## What to work on
Could you write out every line of the data below, character for character, without changing anything?

## Supplied entries
■ ■ ■
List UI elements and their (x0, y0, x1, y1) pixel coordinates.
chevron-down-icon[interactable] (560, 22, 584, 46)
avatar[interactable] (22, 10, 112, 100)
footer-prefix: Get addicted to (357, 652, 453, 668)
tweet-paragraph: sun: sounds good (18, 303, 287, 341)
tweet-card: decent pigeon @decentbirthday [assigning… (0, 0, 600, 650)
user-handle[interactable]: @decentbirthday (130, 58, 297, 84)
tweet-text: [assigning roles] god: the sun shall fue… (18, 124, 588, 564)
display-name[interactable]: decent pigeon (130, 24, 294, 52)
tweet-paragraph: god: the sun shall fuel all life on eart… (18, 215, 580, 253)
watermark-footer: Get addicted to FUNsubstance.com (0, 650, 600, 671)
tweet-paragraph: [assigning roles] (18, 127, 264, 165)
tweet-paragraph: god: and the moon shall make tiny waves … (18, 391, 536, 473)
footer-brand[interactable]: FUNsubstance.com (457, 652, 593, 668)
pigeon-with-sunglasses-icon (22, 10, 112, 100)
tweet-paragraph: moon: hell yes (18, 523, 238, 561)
■ ■ ■
## Written solution
List UI elements and their (x0, y0, x1, y1) pixel coordinates.
chevron-down-icon[interactable] (560, 22, 584, 46)
avatar[interactable] (22, 10, 112, 100)
footer-prefix: Get addicted to (357, 652, 453, 668)
tweet-paragraph: sun: sounds good (18, 303, 287, 341)
tweet-card: decent pigeon @decentbirthday [assigning… (0, 0, 600, 650)
user-handle[interactable]: @decentbirthday (130, 58, 297, 84)
tweet-text: [assigning roles] god: the sun shall fue… (18, 124, 588, 564)
display-name[interactable]: decent pigeon (130, 24, 294, 52)
tweet-paragraph: god: the sun shall fuel all life on eart… (18, 215, 580, 253)
watermark-footer: Get addicted to FUNsubstance.com (0, 650, 600, 671)
tweet-paragraph: [assigning roles] (18, 127, 264, 165)
tweet-paragraph: god: and the moon shall make tiny waves … (18, 391, 536, 473)
footer-brand[interactable]: FUNsubstance.com (457, 652, 593, 668)
pigeon-with-sunglasses-icon (22, 10, 112, 100)
tweet-paragraph: moon: hell yes (18, 523, 238, 561)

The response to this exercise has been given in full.